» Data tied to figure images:

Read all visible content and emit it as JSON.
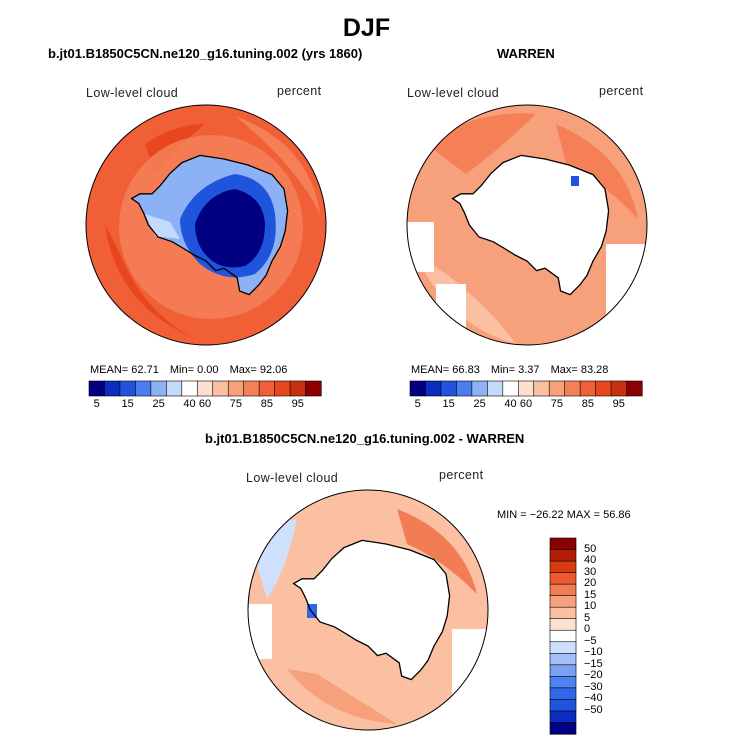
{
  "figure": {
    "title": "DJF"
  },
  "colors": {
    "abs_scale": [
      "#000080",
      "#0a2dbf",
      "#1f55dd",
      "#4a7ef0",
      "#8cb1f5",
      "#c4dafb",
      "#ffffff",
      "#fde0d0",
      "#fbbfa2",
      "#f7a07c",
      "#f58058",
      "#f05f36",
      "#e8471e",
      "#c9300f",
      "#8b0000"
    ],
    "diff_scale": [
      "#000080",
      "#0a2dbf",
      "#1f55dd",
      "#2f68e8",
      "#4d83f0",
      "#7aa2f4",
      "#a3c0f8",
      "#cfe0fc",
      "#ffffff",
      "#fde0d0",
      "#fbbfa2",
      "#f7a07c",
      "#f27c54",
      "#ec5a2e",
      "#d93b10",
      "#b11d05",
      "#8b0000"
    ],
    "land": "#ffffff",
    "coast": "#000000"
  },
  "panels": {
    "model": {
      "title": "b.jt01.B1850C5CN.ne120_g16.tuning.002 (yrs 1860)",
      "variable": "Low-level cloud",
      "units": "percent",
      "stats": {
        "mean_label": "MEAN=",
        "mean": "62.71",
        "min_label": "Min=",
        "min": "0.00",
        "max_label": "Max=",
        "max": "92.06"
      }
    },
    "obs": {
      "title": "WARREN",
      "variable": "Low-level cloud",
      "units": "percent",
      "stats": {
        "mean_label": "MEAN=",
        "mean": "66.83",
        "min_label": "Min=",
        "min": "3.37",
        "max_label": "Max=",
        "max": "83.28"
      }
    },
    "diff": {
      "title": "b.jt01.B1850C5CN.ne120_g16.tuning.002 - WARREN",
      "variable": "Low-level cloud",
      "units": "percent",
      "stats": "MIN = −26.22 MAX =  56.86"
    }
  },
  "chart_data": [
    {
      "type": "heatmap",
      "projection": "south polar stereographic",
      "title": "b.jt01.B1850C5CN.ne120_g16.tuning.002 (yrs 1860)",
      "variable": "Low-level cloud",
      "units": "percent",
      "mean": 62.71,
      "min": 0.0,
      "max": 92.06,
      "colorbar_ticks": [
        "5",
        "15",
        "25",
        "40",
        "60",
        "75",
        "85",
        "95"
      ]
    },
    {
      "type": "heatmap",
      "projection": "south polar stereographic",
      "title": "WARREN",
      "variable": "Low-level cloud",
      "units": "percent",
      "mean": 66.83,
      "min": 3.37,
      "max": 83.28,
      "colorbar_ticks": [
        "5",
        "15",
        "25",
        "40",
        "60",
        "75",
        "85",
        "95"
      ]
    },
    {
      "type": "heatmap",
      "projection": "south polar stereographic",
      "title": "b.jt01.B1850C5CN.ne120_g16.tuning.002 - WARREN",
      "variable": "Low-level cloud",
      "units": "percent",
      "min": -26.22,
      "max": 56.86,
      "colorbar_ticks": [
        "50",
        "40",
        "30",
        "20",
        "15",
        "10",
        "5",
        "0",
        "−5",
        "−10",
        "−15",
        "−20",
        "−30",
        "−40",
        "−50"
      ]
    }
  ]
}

» EXERCISE REQUIREMENTS: Transcribe the whole listing exactly. Pictures are excluded.

» REPLY:
Read all visible content and emit it as JSON.
{
  "figure": {
    "title": "DJF"
  },
  "colors": {
    "abs_scale": [
      "#000080",
      "#0a2dbf",
      "#1f55dd",
      "#4a7ef0",
      "#8cb1f5",
      "#c4dafb",
      "#ffffff",
      "#fde0d0",
      "#fbbfa2",
      "#f7a07c",
      "#f58058",
      "#f05f36",
      "#e8471e",
      "#c9300f",
      "#8b0000"
    ],
    "diff_scale": [
      "#000080",
      "#0a2dbf",
      "#1f55dd",
      "#2f68e8",
      "#4d83f0",
      "#7aa2f4",
      "#a3c0f8",
      "#cfe0fc",
      "#ffffff",
      "#fde0d0",
      "#fbbfa2",
      "#f7a07c",
      "#f27c54",
      "#ec5a2e",
      "#d93b10",
      "#b11d05",
      "#8b0000"
    ],
    "land": "#ffffff",
    "coast": "#000000"
  },
  "panels": {
    "model": {
      "title": "b.jt01.B1850C5CN.ne120_g16.tuning.002 (yrs 1860)",
      "variable": "Low-level cloud",
      "units": "percent",
      "stats": {
        "mean_label": "MEAN=",
        "mean": "62.71",
        "min_label": "Min=",
        "min": "0.00",
        "max_label": "Max=",
        "max": "92.06"
      }
    },
    "obs": {
      "title": "WARREN",
      "variable": "Low-level cloud",
      "units": "percent",
      "stats": {
        "mean_label": "MEAN=",
        "mean": "66.83",
        "min_label": "Min=",
        "min": "3.37",
        "max_label": "Max=",
        "max": "83.28"
      }
    },
    "diff": {
      "title": "b.jt01.B1850C5CN.ne120_g16.tuning.002 - WARREN",
      "variable": "Low-level cloud",
      "units": "percent",
      "stats": "MIN = −26.22 MAX =  56.86"
    }
  },
  "chart_data": [
    {
      "type": "heatmap",
      "projection": "south polar stereographic",
      "title": "b.jt01.B1850C5CN.ne120_g16.tuning.002 (yrs 1860)",
      "variable": "Low-level cloud",
      "units": "percent",
      "mean": 62.71,
      "min": 0.0,
      "max": 92.06,
      "colorbar_ticks": [
        "5",
        "15",
        "25",
        "40",
        "60",
        "75",
        "85",
        "95"
      ]
    },
    {
      "type": "heatmap",
      "projection": "south polar stereographic",
      "title": "WARREN",
      "variable": "Low-level cloud",
      "units": "percent",
      "mean": 66.83,
      "min": 3.37,
      "max": 83.28,
      "colorbar_ticks": [
        "5",
        "15",
        "25",
        "40",
        "60",
        "75",
        "85",
        "95"
      ]
    },
    {
      "type": "heatmap",
      "projection": "south polar stereographic",
      "title": "b.jt01.B1850C5CN.ne120_g16.tuning.002 - WARREN",
      "variable": "Low-level cloud",
      "units": "percent",
      "min": -26.22,
      "max": 56.86,
      "colorbar_ticks": [
        "50",
        "40",
        "30",
        "20",
        "15",
        "10",
        "5",
        "0",
        "−5",
        "−10",
        "−15",
        "−20",
        "−30",
        "−40",
        "−50"
      ]
    }
  ]
}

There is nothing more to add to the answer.